WRITTEN PROBLEM 1: Echo the passage of the article on India's defense offset rules starting at "Alan Garwood, business" and ending at "are being enforced.".

DOCUMENT EXCERPT:

— start —

European aerospace company Airbus has called for allowing original equipment manufacturers choose offset partners themselves rather than the government play matchmaker.
“Offset policies in India are restrictive and force us to work with people who aren’t the best to work with,” said Airbus India managing director Pierre De Bausset told CNBC-TV18. “We want to see broadening of where offsets can go, and us getting to choose the partners we work with.”
At a defence conference in Chennai earlier this week, Prime Minister Narendra Modi reiterated the government’s commitment to expedite defence deals.
Alan Garwood, business development director, BAE Systems, a global defence, aerospace and security company, said the offset rules in India are problematic and are quite strict in how they are being enforced.
“Quite simply, Indian offset rules state that if I’m selling to you, I’m allowed to sell only what I’ve made myself. They don’t allow us to sell all of what we’ve helped make, and a change would let us offer more diverse products.”
But Indian companies remain sanguine about their prospects.
Automobile company Ashok Leyland, which has diversified into defence, said its defence orders are conservatively valued at Rs 5,000 crore in the next five years.
“The last year alone has seen our orders double to Rs 800 crore,” said Vinod Dasari, managing director, Ashok Leyland.
“We have managed to win 19 of the 23 tenders we participated in. If all orders fructify, we could be looking at making products worth nearly Rs 50,000 crore.”
L&T Defence, a unit of the engineering and construction company, said its defence orders are worth at least Rs 50,000 crore for the next five years.

— end —

DATA SUPPLIED:
— start —

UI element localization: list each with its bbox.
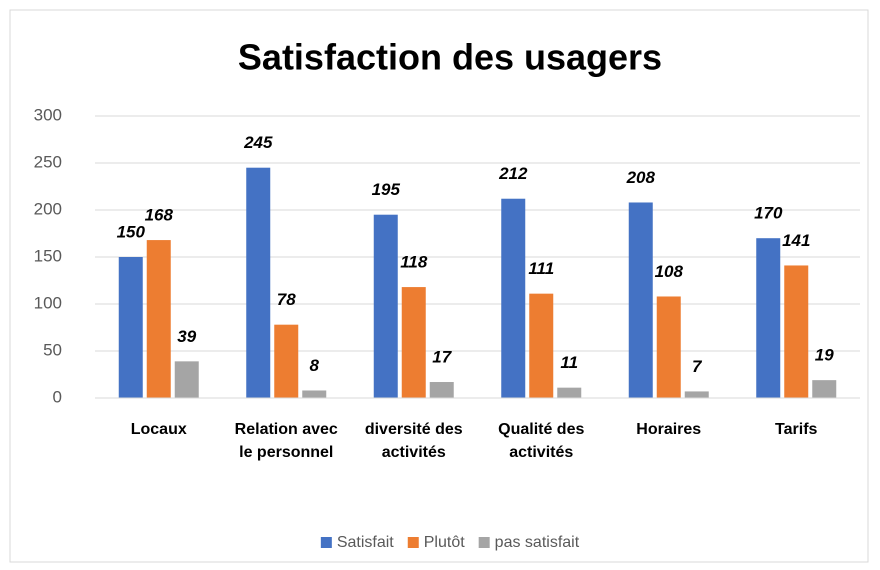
y-tick-label: 50 [43,340,62,359]
data-label: 212 [498,164,528,183]
data-label: 208 [626,168,656,187]
x-tick-line: diversité des [365,421,463,438]
y-tick-label: 200 [34,199,62,218]
x-tick-label: Qualité des activités [498,421,584,461]
data-label: 168 [145,206,174,225]
bar [756,238,781,398]
x-tick-label: Relation avec le personnel [235,421,338,461]
bar [174,361,199,398]
data-label: 78 [277,290,296,309]
y-tick-label: 300 [34,105,62,124]
x-tick-label: Locaux [131,421,187,438]
bar [274,324,299,398]
data-label: 170 [754,204,783,223]
bar [812,380,837,398]
bar [656,296,681,398]
data-label: 7 [692,357,703,376]
x-tick-line: Tarifs [775,421,817,438]
bar [684,391,709,398]
x-tick-line: le personnel [239,444,333,461]
data-label: 195 [372,180,401,199]
y-tick-label: 150 [34,246,62,265]
x-tick-label: diversité des activités [365,421,463,461]
bar [557,387,582,398]
x-tick-line: Qualité des [498,421,584,438]
y-tick-label: 0 [53,387,62,406]
x-tick-line: Relation avec [235,421,338,438]
data-label: 141 [782,231,810,250]
data-label: 150 [117,222,146,241]
x-tick-line: activités [509,444,573,461]
y-tick-label: 100 [34,293,62,312]
data-label: 108 [655,262,684,281]
data-label: 118 [400,253,428,272]
legend-label: Plutôt [424,534,465,551]
bar [246,167,271,398]
bar [146,240,171,398]
legend: Satisfait Plutôt pas satisfait [320,534,580,551]
bar [118,257,143,398]
data-label: 245 [243,133,273,152]
x-tick-label: Horaires [636,421,701,438]
x-tick-label: Tarifs [775,421,817,438]
data-label: 17 [432,348,452,367]
x-tick-line: Horaires [636,421,701,438]
x-tick-line: Locaux [131,421,187,438]
legend-swatch [320,537,332,548]
bar [401,287,426,398]
bar [429,382,454,398]
data-label: 8 [310,356,320,375]
y-tick-label: 250 [34,152,62,171]
legend-swatch [478,537,490,548]
chart-title: Satisfaction des usagers [238,37,662,78]
data-label: 19 [815,346,834,365]
bar [784,265,809,398]
bar [628,202,653,398]
data-label: 39 [177,327,196,346]
x-tick-line: activités [382,444,446,461]
bar [302,390,327,398]
bar [373,214,398,398]
bar [529,293,554,398]
data-label: 11 [560,353,578,372]
legend-label: Satisfait [337,534,394,551]
bar [501,198,526,398]
legend-label: pas satisfait [495,534,580,551]
data-label: 111 [528,259,554,278]
legend-swatch [407,537,419,548]
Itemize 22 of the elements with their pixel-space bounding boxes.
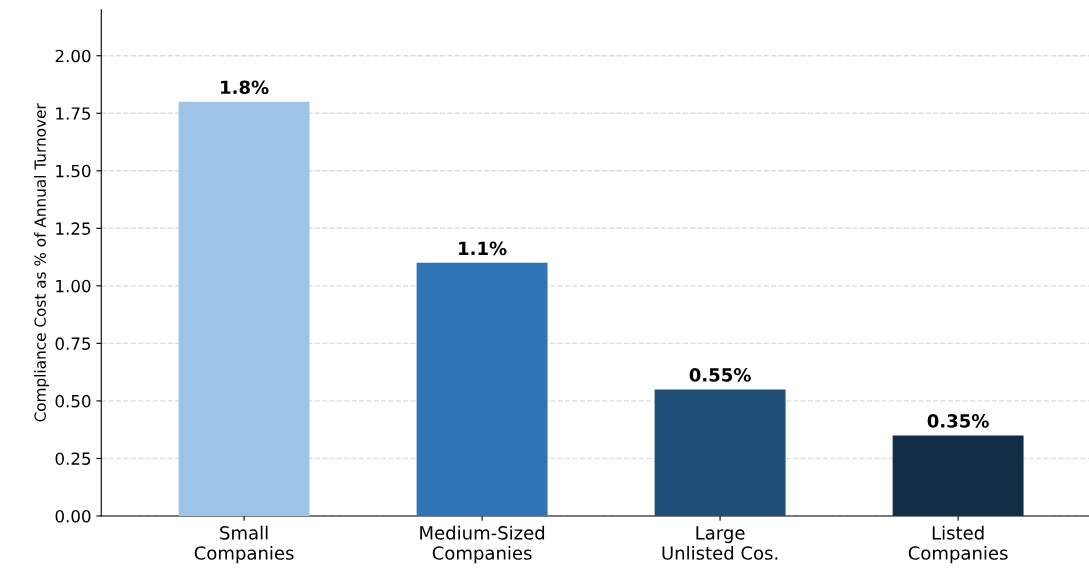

— end —

WRITTEN PROBLEM 2: In the entries, rewrite the lines starting at the one containing "y-tick-label: 50 [43,340,62,359]" and ending at the one containing "bar [174,361,199,398]", swapping "data-label" for "value-label" and leaving the rest unchanged; give only those lines.

OUTPUT 1:
Alan Garwood, business development director, BAE Systems, a global defence, aerospace and security company, said the offset rules in India are problematic and are quite strict in how they are being enforced.

OUTPUT 2:
y-tick-label: 50 [43,340,62,359]
value-label: 212 [498,164,528,183]
value-label: 208 [626,168,656,187]
x-tick-line: diversité des [365,421,463,438]
y-tick-label: 200 [34,199,62,218]
x-tick-label: Qualité des activités [498,421,584,461]
value-label: 168 [145,206,174,225]
bar [756,238,781,398]
x-tick-label: Relation avec le personnel [235,421,338,461]
bar [174,361,199,398]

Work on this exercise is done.